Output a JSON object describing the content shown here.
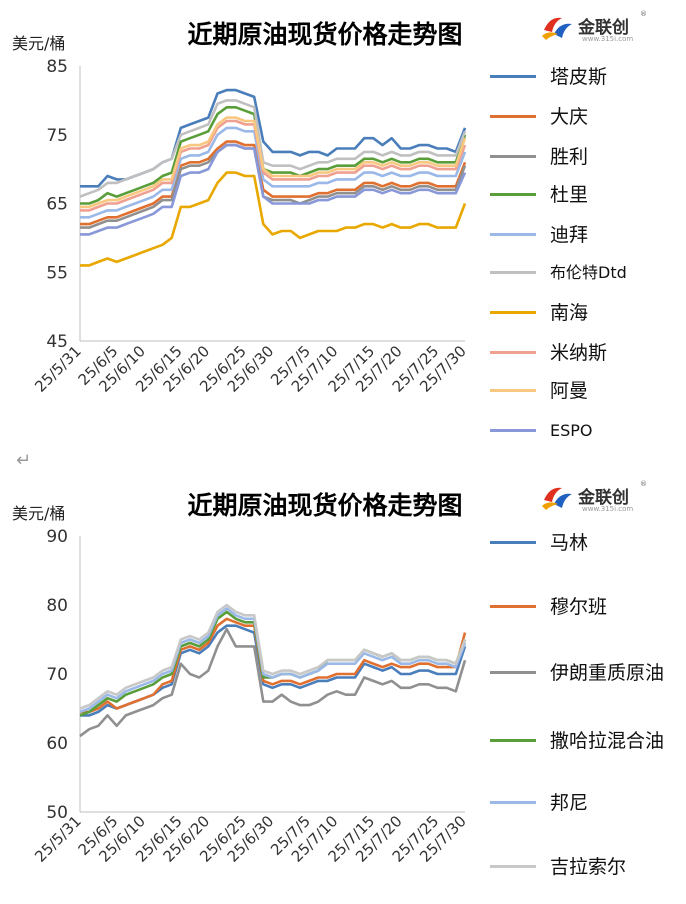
{
  "break_mark": "↵",
  "charts": [
    {
      "title": "近期原油现货价格走势图",
      "unit": "美元/桶",
      "logo": {
        "text": "金联创",
        "url": "www.315i.com",
        "reg": "®",
        "icon": "jinlianchuang-logo-icon"
      },
      "chart_data": {
        "type": "line",
        "title": "近期原油现货价格走势图",
        "ylabel": "美元/桶",
        "ylim": [
          45,
          85
        ],
        "yticks": [
          45,
          55,
          65,
          75,
          85
        ],
        "xticklabels": [
          "25/5/31",
          "25/6/5",
          "25/6/10",
          "25/6/15",
          "25/6/20",
          "25/6/25",
          "25/6/30",
          "25/7/5",
          "25/7/10",
          "25/7/15",
          "25/7/20",
          "25/7/25",
          "25/7/30"
        ],
        "n_points": 43,
        "series": [
          {
            "name": "塔皮斯",
            "color": "#4a7ebb",
            "values": [
              67.5,
              67.5,
              67.5,
              69,
              68.5,
              68.5,
              69,
              69.5,
              70,
              71,
              71.5,
              76,
              76.5,
              77,
              77.5,
              81,
              81.5,
              81.5,
              81,
              80.5,
              74,
              72.5,
              72.5,
              72.5,
              72,
              72.5,
              72.5,
              72,
              73,
              73,
              73,
              74.5,
              74.5,
              73.5,
              74.5,
              73,
              73,
              73.5,
              73.5,
              73,
              73,
              72.5,
              76
            ]
          },
          {
            "name": "大庆",
            "color": "#e07030",
            "values": [
              62,
              62,
              62.5,
              63,
              63,
              63.5,
              64,
              64.5,
              65,
              66,
              66,
              70.5,
              71,
              71,
              71.5,
              73,
              74,
              74,
              73.5,
              73.5,
              67,
              66,
              66,
              66,
              66,
              66,
              66.5,
              66.5,
              67,
              67,
              67,
              68,
              68,
              67.5,
              68,
              67.5,
              67.5,
              68,
              68,
              67.5,
              67.5,
              67.5,
              71
            ]
          },
          {
            "name": "胜利",
            "color": "#909090",
            "values": [
              61.5,
              61.5,
              62,
              62.5,
              62.5,
              63,
              63.5,
              64,
              64.5,
              65.5,
              65.5,
              70,
              70.5,
              70.5,
              71,
              72.5,
              73.5,
              73.5,
              73,
              73,
              66,
              65.5,
              65.5,
              65.5,
              65,
              65.5,
              66,
              66,
              66.5,
              66.5,
              66.5,
              67.5,
              67.5,
              67,
              67.5,
              67,
              67,
              67.5,
              67.5,
              67,
              67,
              67,
              70.5
            ]
          },
          {
            "name": "杜里",
            "color": "#5a9e3a",
            "values": [
              65,
              65,
              65.5,
              66.5,
              66,
              66.5,
              67,
              67.5,
              68,
              69,
              69.5,
              74,
              74.5,
              75,
              75.5,
              78,
              79,
              79,
              78.5,
              78,
              70,
              69.5,
              69.5,
              69.5,
              69,
              69.5,
              70,
              70,
              70.5,
              70.5,
              70.5,
              71.5,
              71.5,
              71,
              71.5,
              71,
              71,
              71.5,
              71.5,
              71,
              71,
              71,
              75
            ]
          },
          {
            "name": "迪拜",
            "color": "#9ab8e8",
            "values": [
              63,
              63,
              63.5,
              64,
              64,
              64.5,
              65,
              65.5,
              66,
              67,
              67,
              71.5,
              72,
              72,
              72.5,
              75,
              76,
              76,
              75.5,
              75.5,
              68.5,
              67.5,
              67.5,
              67.5,
              67.5,
              67.5,
              68,
              68,
              68.5,
              68.5,
              68.5,
              69.5,
              69.5,
              69,
              69.5,
              69,
              69,
              69.5,
              69.5,
              69,
              69,
              69,
              72.5
            ]
          },
          {
            "name": "布伦特Dtd",
            "color": "#c0c0c0",
            "values": [
              66,
              66.5,
              67,
              68,
              68,
              68.5,
              69,
              69.5,
              70,
              71,
              71.5,
              75,
              75.5,
              76,
              76.5,
              79.5,
              80,
              80,
              79.5,
              79,
              71,
              70.5,
              70.5,
              70.5,
              70,
              70.5,
              71,
              71,
              71.5,
              71.5,
              71.5,
              72.5,
              72.5,
              72,
              72.5,
              72,
              72,
              72.5,
              72.5,
              72,
              72,
              72,
              75.5
            ]
          },
          {
            "name": "南海",
            "color": "#e8a800",
            "values": [
              56,
              56,
              56.5,
              57,
              56.5,
              57,
              57.5,
              58,
              58.5,
              59,
              60,
              64.5,
              64.5,
              65,
              65.5,
              68,
              69.5,
              69.5,
              69,
              69,
              62,
              60.5,
              61,
              61,
              60,
              60.5,
              61,
              61,
              61,
              61.5,
              61.5,
              62,
              62,
              61.5,
              62,
              61.5,
              61.5,
              62,
              62,
              61.5,
              61.5,
              61.5,
              65
            ]
          },
          {
            "name": "米纳斯",
            "color": "#f0a090",
            "values": [
              64,
              64,
              64.5,
              65,
              65,
              65.5,
              66,
              66.5,
              67,
              68,
              68,
              72.5,
              73,
              73,
              73.5,
              76,
              77,
              77,
              76.5,
              76.5,
              69.5,
              68.5,
              68.5,
              68.5,
              68.5,
              68.5,
              69,
              69,
              69.5,
              69.5,
              69.5,
              70.5,
              70.5,
              70,
              70.5,
              70,
              70,
              70.5,
              70.5,
              70,
              70,
              70,
              73.5
            ]
          },
          {
            "name": "阿曼",
            "color": "#f8c880",
            "values": [
              64.5,
              64.5,
              65,
              65.5,
              65.5,
              66,
              66.5,
              67,
              67.5,
              68.5,
              68.5,
              73,
              73.5,
              73.5,
              74,
              76.5,
              77.5,
              77.5,
              77,
              77,
              70,
              69,
              69,
              69,
              69,
              69,
              69.5,
              69.5,
              70,
              70,
              70,
              71,
              71,
              70.5,
              71,
              70.5,
              70.5,
              71,
              71,
              70.5,
              70.5,
              70.5,
              74.5
            ]
          },
          {
            "name": "ESPO",
            "color": "#8898d8",
            "values": [
              60.5,
              60.5,
              61,
              61.5,
              61.5,
              62,
              62.5,
              63,
              63.5,
              64.5,
              64.5,
              69,
              69.5,
              69.5,
              70,
              72.5,
              73.5,
              73.5,
              73,
              73,
              66,
              65,
              65,
              65,
              65,
              65,
              65.5,
              65.5,
              66,
              66,
              66,
              67,
              67,
              66.5,
              67,
              66.5,
              66.5,
              67,
              67,
              66.5,
              66.5,
              66.5,
              69.5
            ]
          }
        ]
      }
    },
    {
      "title": "近期原油现货价格走势图",
      "unit": "美元/桶",
      "logo": {
        "text": "金联创",
        "url": "www.315i.com",
        "reg": "®",
        "icon": "jinlianchuang-logo-icon"
      },
      "chart_data": {
        "type": "line",
        "title": "近期原油现货价格走势图",
        "ylabel": "美元/桶",
        "ylim": [
          50,
          90
        ],
        "yticks": [
          50,
          60,
          70,
          80,
          90
        ],
        "xticklabels": [
          "25/5/31",
          "25/6/5",
          "25/6/10",
          "25/6/15",
          "25/6/20",
          "25/6/25",
          "25/6/30",
          "25/7/5",
          "25/7/10",
          "25/7/15",
          "25/7/20",
          "25/7/25",
          "25/7/30"
        ],
        "n_points": 43,
        "series": [
          {
            "name": "马林",
            "color": "#4a7ebb",
            "values": [
              64,
              64,
              64.5,
              65.5,
              65,
              65.5,
              66,
              66.5,
              67,
              68,
              68.5,
              73,
              73.5,
              73,
              74,
              76,
              77,
              77,
              76.5,
              76,
              68.5,
              68,
              68.5,
              68.5,
              68,
              68.5,
              69,
              69,
              69.5,
              69.5,
              69.5,
              71.5,
              71,
              70.5,
              71,
              70,
              70,
              70.5,
              70.5,
              70,
              70,
              70,
              74
            ]
          },
          {
            "name": "穆尔班",
            "color": "#e07030",
            "values": [
              64.5,
              64.5,
              65,
              66,
              65,
              65.5,
              66,
              66.5,
              67,
              68.5,
              69,
              73.5,
              74,
              73.5,
              74.5,
              77,
              78,
              77.5,
              77,
              77,
              69,
              68.5,
              69,
              69,
              68.5,
              69,
              69.5,
              69.5,
              70,
              70,
              70,
              72,
              71.5,
              71,
              71.5,
              71,
              71,
              71.5,
              71.5,
              71,
              71,
              71,
              76
            ]
          },
          {
            "name": "伊朗重质原油",
            "color": "#909090",
            "values": [
              61,
              62,
              62.5,
              64,
              62.5,
              64,
              64.5,
              65,
              65.5,
              66.5,
              67,
              71.5,
              70,
              69.5,
              70.5,
              74,
              76.5,
              74,
              74,
              74,
              66,
              66,
              67,
              66,
              65.5,
              65.5,
              66,
              67,
              67.5,
              67,
              67,
              69.5,
              69,
              68.5,
              69,
              68,
              68,
              68.5,
              68.5,
              68,
              68,
              67.5,
              72
            ]
          },
          {
            "name": "撒哈拉混合油",
            "color": "#5a9e3a",
            "values": [
              64,
              64.5,
              65.5,
              66.5,
              66,
              67,
              67.5,
              68,
              68.5,
              69.5,
              70,
              74,
              74.5,
              74,
              75,
              78,
              79,
              78,
              77.5,
              77.5,
              69.5,
              69.5,
              70,
              70,
              69.5,
              70,
              70.5,
              72,
              72,
              72,
              72,
              73.5,
              73,
              72.5,
              73,
              72,
              72,
              72.5,
              72.5,
              72,
              72,
              71.5,
              75
            ]
          },
          {
            "name": "邦尼",
            "color": "#9ab8e8",
            "values": [
              64.5,
              65,
              66,
              67,
              66.5,
              67.5,
              68,
              68.5,
              69,
              70,
              70.5,
              74.5,
              75,
              74.5,
              75.5,
              78.5,
              79.5,
              78.5,
              78,
              78,
              70,
              69.5,
              70,
              70,
              69.5,
              70,
              70.5,
              71.5,
              71.5,
              71.5,
              71.5,
              73,
              72.5,
              72,
              72.5,
              71.5,
              71.5,
              72,
              72,
              71.5,
              71.5,
              71,
              74.5
            ]
          },
          {
            "name": "吉拉索尔",
            "color": "#c8c8c8",
            "values": [
              65,
              65.5,
              66.5,
              67.5,
              67,
              68,
              68.5,
              69,
              69.5,
              70.5,
              71,
              75,
              75.5,
              75,
              76,
              79,
              80,
              79,
              78.5,
              78.5,
              70.5,
              70,
              70.5,
              70.5,
              70,
              70.5,
              71,
              72,
              72,
              72,
              72,
              73.5,
              73,
              72.5,
              73,
              72,
              72,
              72.5,
              72.5,
              72,
              72,
              71.5,
              75
            ]
          }
        ]
      }
    }
  ]
}
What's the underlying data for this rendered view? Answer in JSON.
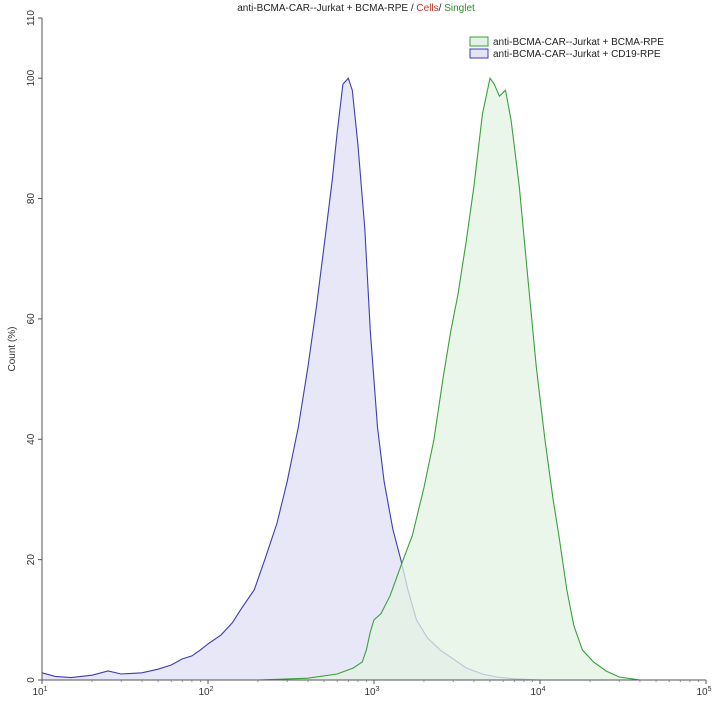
{
  "chart_data": {
    "type": "area",
    "title_parts": [
      "anti-BCMA-CAR--Jurkat + BCMA-RPE",
      " / ",
      "Cells",
      "/ ",
      "Singlet"
    ],
    "xlabel": "",
    "ylabel": "Count (%)",
    "x_scale": "log",
    "xlim": [
      10,
      100000
    ],
    "ylim": [
      0,
      110
    ],
    "x_ticks": [
      10,
      100,
      1000,
      10000,
      100000
    ],
    "x_tick_labels": [
      {
        "base": "10",
        "exp": "1"
      },
      {
        "base": "10",
        "exp": "2"
      },
      {
        "base": "10",
        "exp": "3"
      },
      {
        "base": "10",
        "exp": "4"
      },
      {
        "base": "10",
        "exp": "5"
      }
    ],
    "y_ticks": [
      0,
      20,
      40,
      60,
      80,
      100,
      110
    ],
    "y_tick_labels": [
      "0",
      "20",
      "40",
      "60",
      "80",
      "100",
      "110"
    ],
    "legend_placement": "top-right",
    "grid": false,
    "series": [
      {
        "name": "anti-BCMA-CAR--Jurkat + BCMA-RPE",
        "stroke": "#3aa03a",
        "fill": "#e3f3e3",
        "points": [
          [
            10,
            0
          ],
          [
            200,
            0
          ],
          [
            400,
            0.3
          ],
          [
            600,
            1
          ],
          [
            750,
            2
          ],
          [
            850,
            3
          ],
          [
            900,
            5
          ],
          [
            950,
            8
          ],
          [
            1000,
            10
          ],
          [
            1100,
            11
          ],
          [
            1250,
            14
          ],
          [
            1500,
            20
          ],
          [
            1700,
            24
          ],
          [
            2000,
            32
          ],
          [
            2300,
            40
          ],
          [
            2600,
            50
          ],
          [
            2900,
            58
          ],
          [
            3200,
            64
          ],
          [
            3600,
            73
          ],
          [
            4000,
            82
          ],
          [
            4500,
            94
          ],
          [
            5000,
            100
          ],
          [
            5300,
            99
          ],
          [
            5700,
            97
          ],
          [
            6200,
            98
          ],
          [
            6700,
            93
          ],
          [
            7500,
            82
          ],
          [
            8500,
            66
          ],
          [
            9500,
            52
          ],
          [
            10700,
            40
          ],
          [
            12000,
            30
          ],
          [
            13000,
            24
          ],
          [
            14500,
            15
          ],
          [
            16000,
            9
          ],
          [
            18000,
            5
          ],
          [
            21000,
            3
          ],
          [
            25000,
            1.5
          ],
          [
            30000,
            0.5
          ],
          [
            40000,
            0
          ],
          [
            100000,
            0
          ]
        ]
      },
      {
        "name": "anti-BCMA-CAR--Jurkat + CD19-RPE",
        "stroke": "#3d3db5",
        "fill": "#e4e4f7",
        "points": [
          [
            10,
            1.2
          ],
          [
            12,
            0.6
          ],
          [
            15,
            0.4
          ],
          [
            20,
            0.8
          ],
          [
            25,
            1.5
          ],
          [
            30,
            1.0
          ],
          [
            40,
            1.2
          ],
          [
            50,
            1.8
          ],
          [
            60,
            2.5
          ],
          [
            70,
            3.5
          ],
          [
            80,
            4.0
          ],
          [
            90,
            5.0
          ],
          [
            100,
            6.0
          ],
          [
            120,
            7.5
          ],
          [
            140,
            9.5
          ],
          [
            160,
            12
          ],
          [
            190,
            15
          ],
          [
            220,
            20
          ],
          [
            260,
            26
          ],
          [
            300,
            33
          ],
          [
            350,
            42
          ],
          [
            400,
            52
          ],
          [
            450,
            62
          ],
          [
            500,
            72
          ],
          [
            560,
            83
          ],
          [
            600,
            91
          ],
          [
            650,
            99
          ],
          [
            700,
            100
          ],
          [
            740,
            98
          ],
          [
            800,
            89
          ],
          [
            880,
            75
          ],
          [
            950,
            58
          ],
          [
            1050,
            42
          ],
          [
            1150,
            33
          ],
          [
            1300,
            25
          ],
          [
            1450,
            20
          ],
          [
            1600,
            15
          ],
          [
            1800,
            10
          ],
          [
            2100,
            7
          ],
          [
            2500,
            5
          ],
          [
            3000,
            3.5
          ],
          [
            3600,
            2
          ],
          [
            4500,
            1
          ],
          [
            5500,
            0.5
          ],
          [
            7000,
            0.2
          ],
          [
            10000,
            0
          ],
          [
            100000,
            0
          ]
        ]
      }
    ]
  }
}
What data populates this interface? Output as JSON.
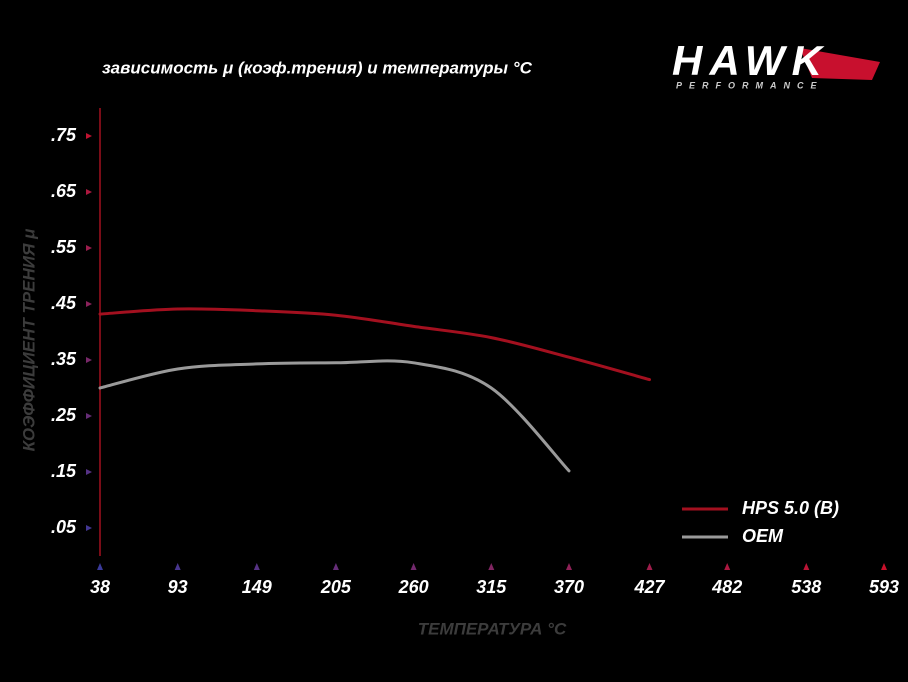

• _Set task_
Count the lines in the records above that contain the word "BCMA", and reply with only that number.

• _Exercise answer_
3